- [Objective]: Go through the entries below and pick out every line with "document".

%%

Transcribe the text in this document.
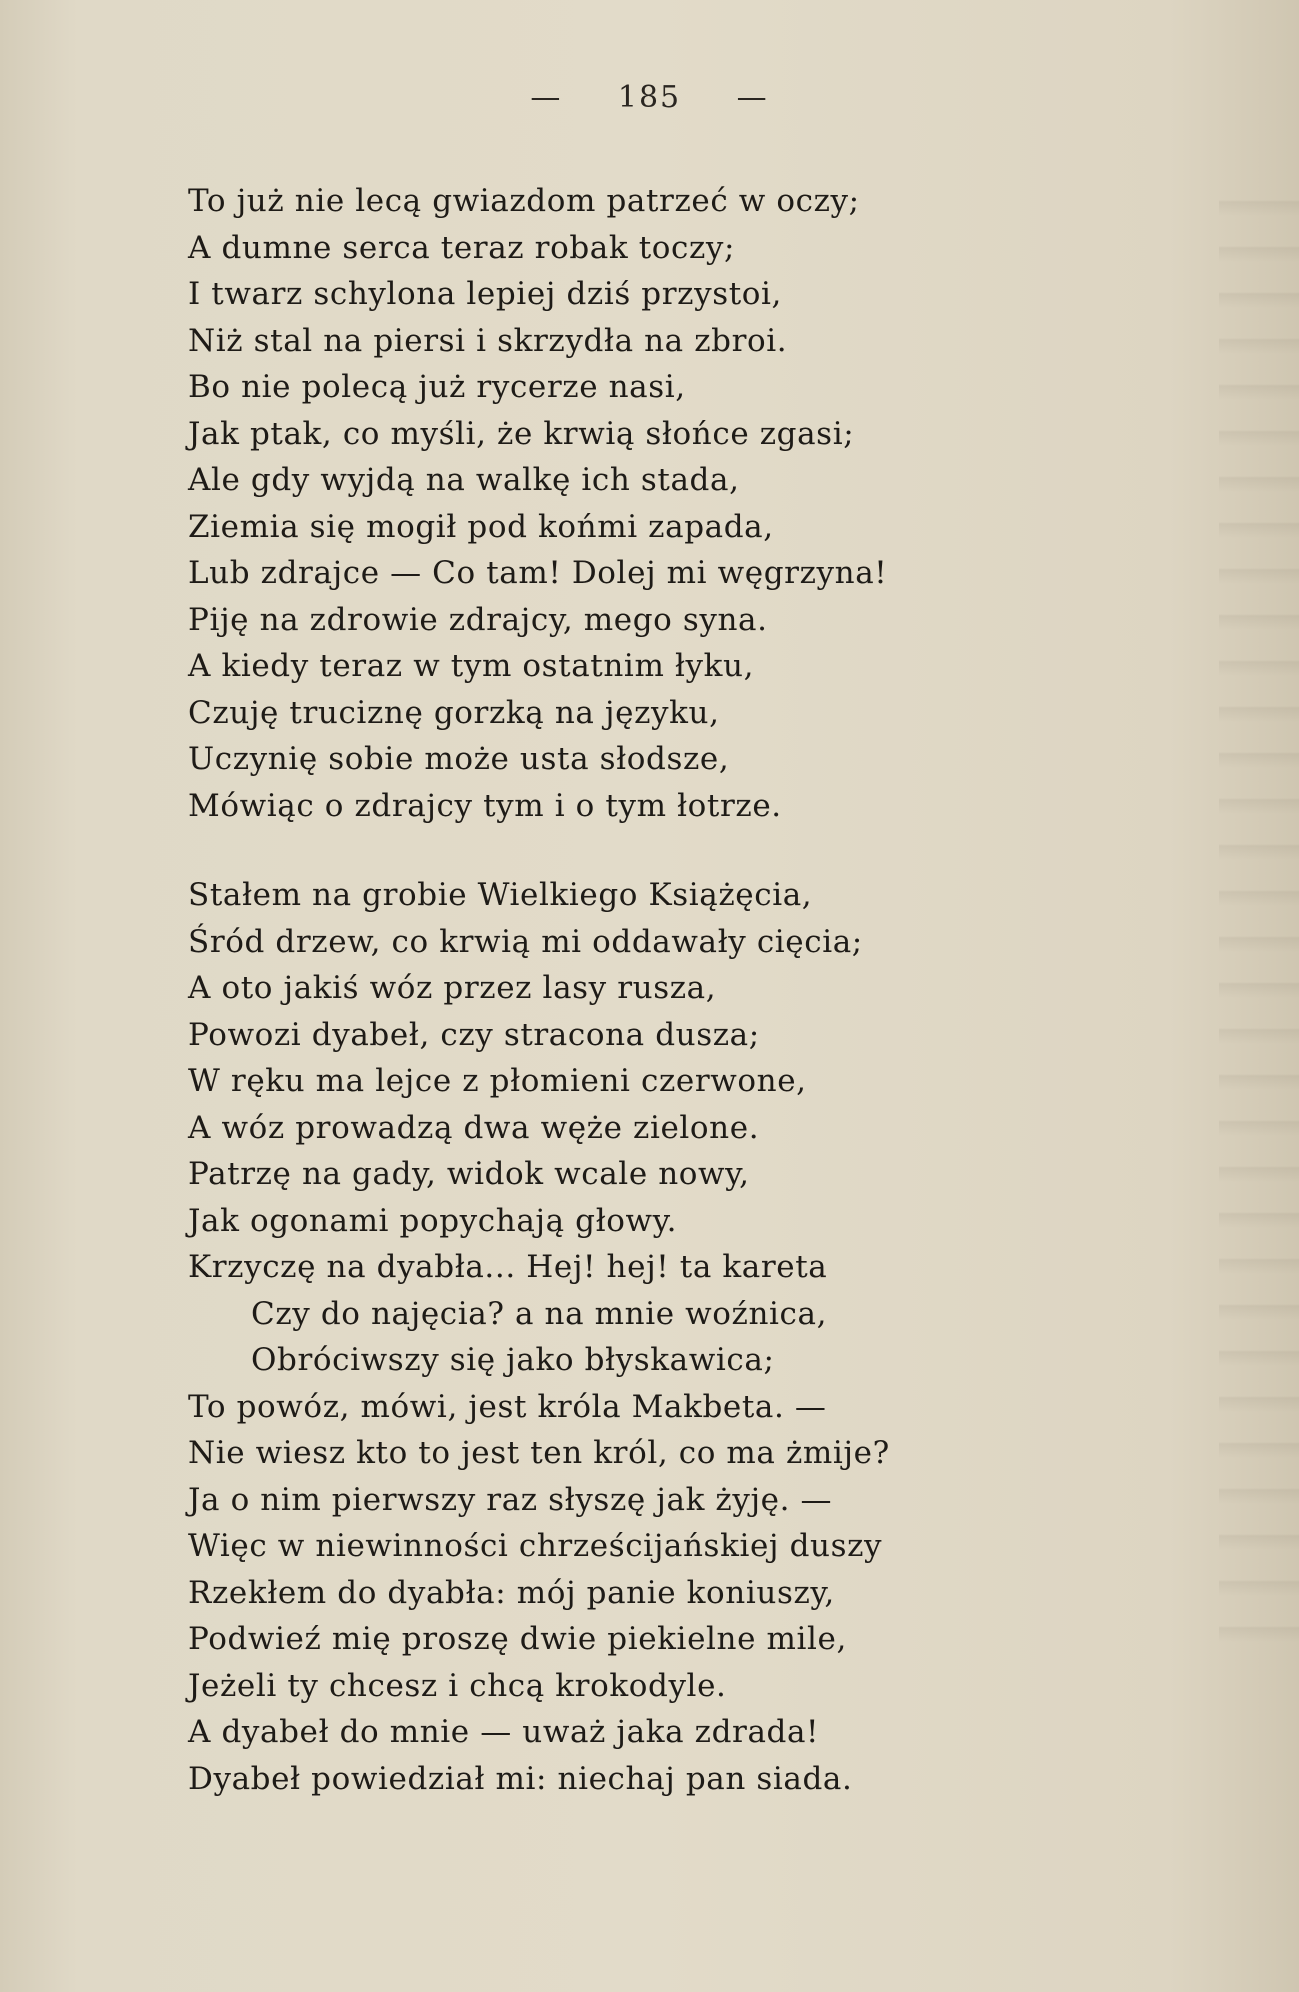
— 185 —
To już nie lecą gwiazdom patrzeć w oczy;
A dumne serca teraz robak toczy;
I twarz schylona lepiej dziś przystoi,
Niż stal na piersi i skrzydła na zbroi.
Bo nie polecą już rycerze nasi,
Jak ptak, co myśli, że krwią słońce zgasi;
Ale gdy wyjdą na walkę ich stada,
Ziemia się mogił pod końmi zapada,
Lub zdrajce — Co tam! Dolej mi węgrzyna!
Piję na zdrowie zdrajcy, mego syna.
A kiedy teraz w tym ostatnim łyku,
Czuję truciznę gorzką na języku,
Uczynię sobie może usta słodsze,
Mówiąc o zdrajcy tym i o tym łotrze.
Stałem na grobie Wielkiego Książęcia,
Śród drzew, co krwią mi oddawały cięcia;
A oto jakiś wóz przez lasy rusza,
Powozi dyabeł, czy stracona dusza;
W ręku ma lejce z płomieni czerwone,
A wóz prowadzą dwa węże zielone.
Patrzę na gady, widok wcale nowy,
Jak ogonami popychają głowy.
Krzyczę na dyabła... Hej! hej! ta kareta
Czy do najęcia? a na mnie woźnica,
Obróciwszy się jako błyskawica;
To powóz, mówi, jest króla Makbeta. —
Nie wiesz kto to jest ten król, co ma żmije?
Ja o nim pierwszy raz słyszę jak żyję. —
Więc w niewinności chrześcijańskiej duszy
Rzekłem do dyabła: mój panie koniuszy,
Podwieź mię proszę dwie piekielne mile,
Jeżeli ty chcesz i chcą krokodyle.
A dyabeł do mnie — uważ jaka zdrada!
Dyabeł powiedział mi: niechaj pan siada.
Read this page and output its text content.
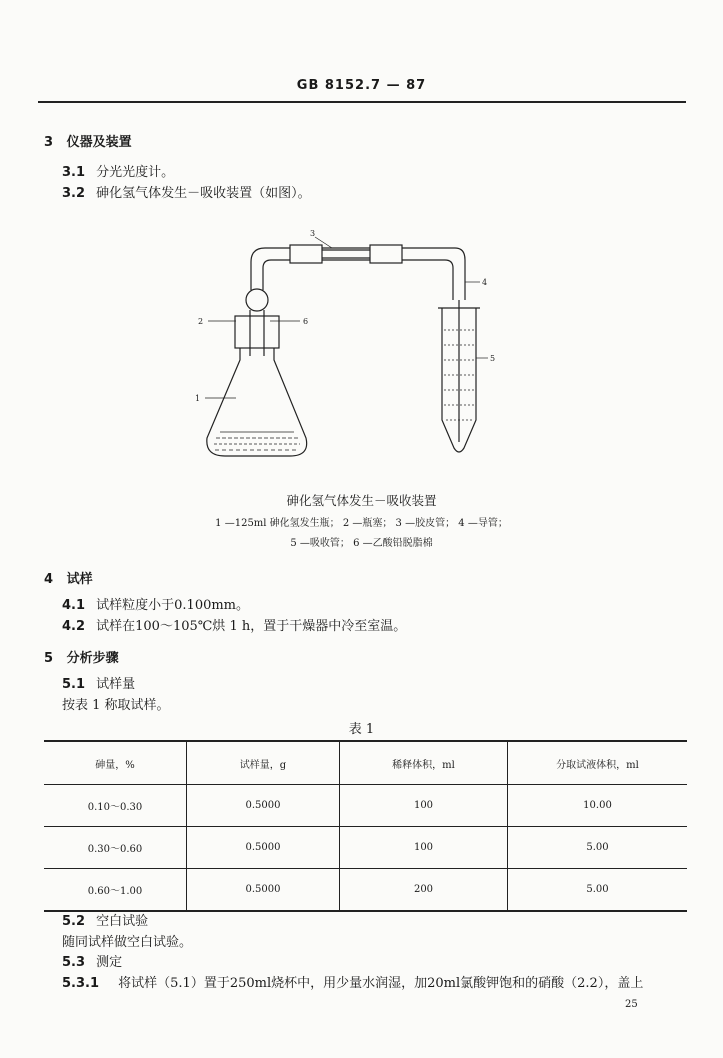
GB 8152.7 — 87
3 仪器及装置
3.1 分光光度计。
3.2 砷化氢气体发生－吸收装置（如图）。
3
2	6
4
5
1
砷化氢气体发生－吸收装置
1 —125ml 砷化氢发生瓶； 2 —瓶塞； 3 —胶皮管； 4 —导管；
5 —吸收管； 6 —乙酸铅脱脂棉
4 试样
4.1 试样粒度小于0.100mm。
4.2 试样在100～105℃烘 1 h，置于干燥器中冷至室温。
5 分析步骤
5.1 试样量
按表 1 称取试样。
表 1
砷量，%	试样量，g	稀释体积，ml	分取试液体积，ml
0.10～0.30	0.5000	100	10.00
0.30～0.60	0.5000	100	5.00
0.60～1.00	0.5000	200	5.00
5.2 空白试验
随同试样做空白试验。
5.3 测定
5.3.1 将试样（5.1）置于250ml烧杯中，用少量水润湿，加20ml氯酸钾饱和的硝酸（2.2），盖上
25
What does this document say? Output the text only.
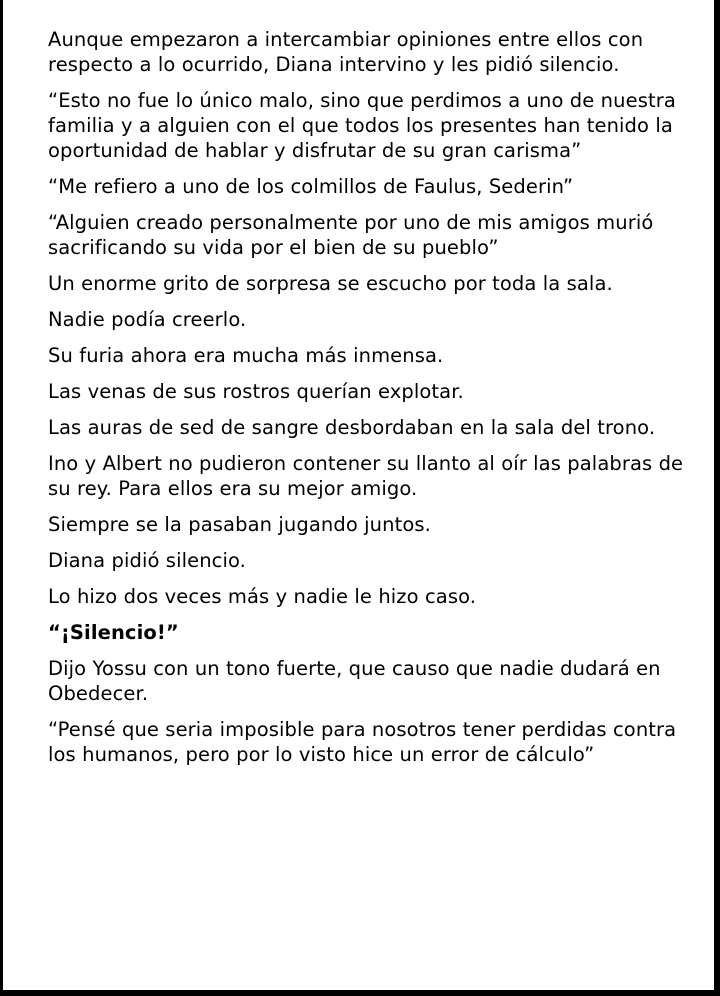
Aunque empezaron a intercambiar opiniones entre ellos con respecto a lo ocurrido, Diana intervino y les pidió silencio.

“Esto no fue lo único malo, sino que perdimos a uno de nuestra familia y a alguien con el que todos los presentes han tenido la oportunidad de hablar y disfrutar de su gran carisma”

“Me refiero a uno de los colmillos de Faulus, Sederin”

“Alguien creado personalmente por uno de mis amigos murió sacrificando su vida por el bien de su pueblo”

Un enorme grito de sorpresa se escucho por toda la sala.

Nadie podía creerlo.

Su furia ahora era mucha más inmensa.

Las venas de sus rostros querían explotar.

Las auras de sed de sangre desbordaban en la sala del trono.

Ino y Albert no pudieron contener su llanto al oír las palabras de su rey. Para ellos era su mejor amigo.

Siempre se la pasaban jugando juntos.

Diana pidió silencio.

Lo hizo dos veces más y nadie le hizo caso.

“¡Silencio!”

Dijo Yossu con un tono fuerte, que causo que nadie dudará en Obedecer.

“Pensé que seria imposible para nosotros tener perdidas contra los humanos, pero por lo visto hice un error de cálculo”
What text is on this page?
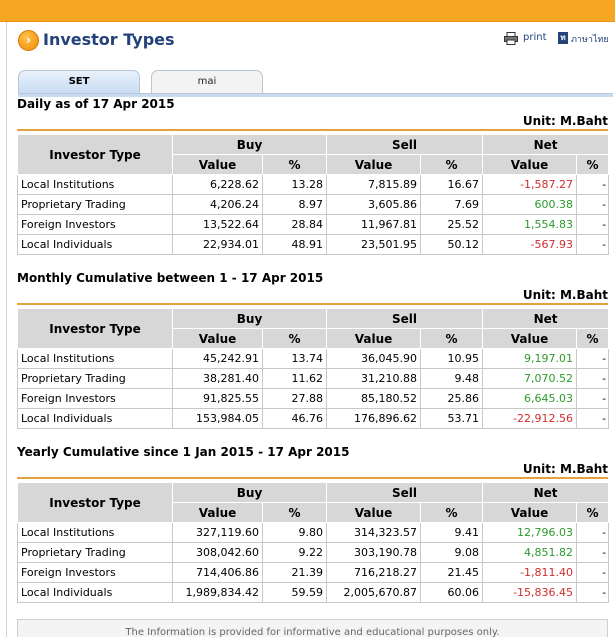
› Investor Types	print ท ภาษาไทย
SET	mai
Daily as of 17 Apr 2015
Unit: M.Baht
Investor Type	Buy		Sell		Net	
	Value	%	Value	%	Value	%
Local Institutions	6,228.62	13.28	7,815.89	16.67	-1,587.27	-
Proprietary Trading	4,206.24	8.97	3,605.86	7.69	600.38	-
Foreign Investors	13,522.64	28.84	11,967.81	25.52	1,554.83	-
Local Individuals	22,934.01	48.91	23,501.95	50.12	-567.93	-
Monthly Cumulative between 1 - 17 Apr 2015
Unit: M.Baht
Investor Type	Buy		Sell		Net	
	Value	%	Value	%	Value	%
Local Institutions	45,242.91	13.74	36,045.90	10.95	9,197.01	-
Proprietary Trading	38,281.40	11.62	31,210.88	9.48	7,070.52	-
Foreign Investors	91,825.55	27.88	85,180.52	25.86	6,645.03	-
Local Individuals	153,984.05	46.76	176,896.62	53.71	-22,912.56	-
Yearly Cumulative since 1 Jan 2015 - 17 Apr 2015
Unit: M.Baht
Investor Type	Buy		Sell		Net	
	Value	%	Value	%	Value	%
Local Institutions	327,119.60	9.80	314,323.57	9.41	12,796.03	-
Proprietary Trading	308,042.60	9.22	303,190.78	9.08	4,851.82	-
Foreign Investors	714,406.86	21.39	716,218.27	21.45	-1,811.40	-
Local Individuals	1,989,834.42	59.59	2,005,670.87	60.06	-15,836.45	-
The Information is provided for informative and educational purposes only.
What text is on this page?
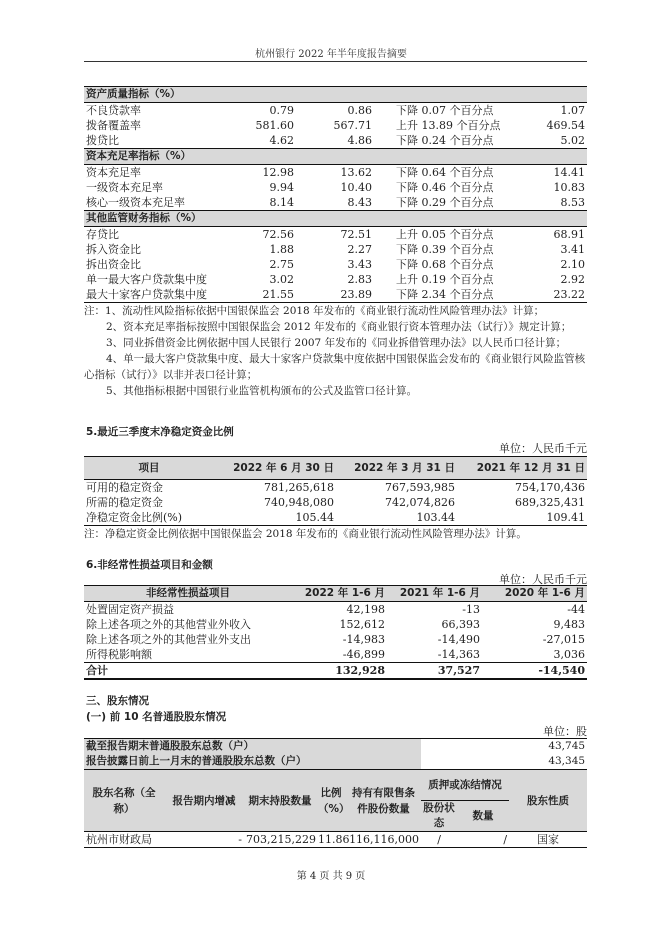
杭州银行 2022 年半年度报告摘要
资产质量指标（%）				
不良贷款率	0.79	0.86	下降 0.07 个百分点	1.07
拨备覆盖率	581.60	567.71	上升 13.89 个百分点	469.54
拨贷比	4.62	4.86	下降 0.24 个百分点	5.02
资本充足率指标（%）				
资本充足率	12.98	13.62	下降 0.64 个百分点	14.41
一级资本充足率	9.94	10.40	下降 0.46 个百分点	10.83
核心一级资本充足率	8.14	8.43	下降 0.29 个百分点	8.53
其他监管财务指标（%）				
存贷比	72.56	72.51	上升 0.05 个百分点	68.91
拆入资金比	1.88	2.27	下降 0.39 个百分点	3.41
拆出资金比	2.75	3.43	下降 0.68 个百分点	2.10
单一最大客户贷款集中度	3.02	2.83	上升 0.19 个百分点	2.92
最大十家客户贷款集中度	21.55	23.89	下降 2.34 个百分点	23.22

注：1、流动性风险指标依据中国银保监会 2018 年发布的《商业银行流动性风险管理办法》计算；

2、资本充足率指标按照中国银保监会 2012 年发布的《商业银行资本管理办法（试行）》规定计算；

3、同业拆借资金比例依据中国人民银行 2007 年发布的《同业拆借管理办法》以人民币口径计算；

4、单一最大客户贷款集中度、最大十家客户贷款集中度依据中国银保监会发布的《商业银行风险监管核心指标（试行）》以非并表口径计算；

5、其他指标根据中国银行业监管机构颁布的公式及监管口径计算。

5.最近三季度末净稳定资金比例
单位：人民币千元
项目	2022 年 6 月 30 日	2022 年 3 月 31 日	2021 年 12 月 31 日
可用的稳定资金	781,265,618	767,593,985	754,170,436
所需的稳定资金	740,948,080	742,074,826	689,325,431
净稳定资金比例(%)	105.44	103.44	109.41
注：净稳定资金比例依据中国银保监会 2018 年发布的《商业银行流动性风险管理办法》计算。
6.非经常性损益项目和金额
单位：人民币千元
非经常性损益项目	2022 年 1-6 月	2021 年 1-6 月	2020 年 1-6 月
处置固定资产损益	42,198	-13	-44
除上述各项之外的其他营业外收入	152,612	66,393	9,483
除上述各项之外的其他营业外支出	-14,983	-14,490	-27,015
所得税影响额	-46,899	-14,363	3,036
合计	132,928	37,527	-14,540
三、股东情况
(一) 前 10 名普通股股东情况
单位：股
截至报告期末普通股股东总数（户）					43,745		
报告披露日前上一月末的普通股股东总数（户）					43,345		
股东名称（全称）	报告期内增减	期末持股数量	比例（%）	持有有限售条件股份数量	质押或冻结情况		股东性质
					股份状态	数量	
杭州市财政局	-	703,215,229	11.86	116,116,000	/	/	国家
第 4 页 共 9 页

%%

- [Correct answer]:
Transcribe the text in this document.
What does this document say? Output the text only.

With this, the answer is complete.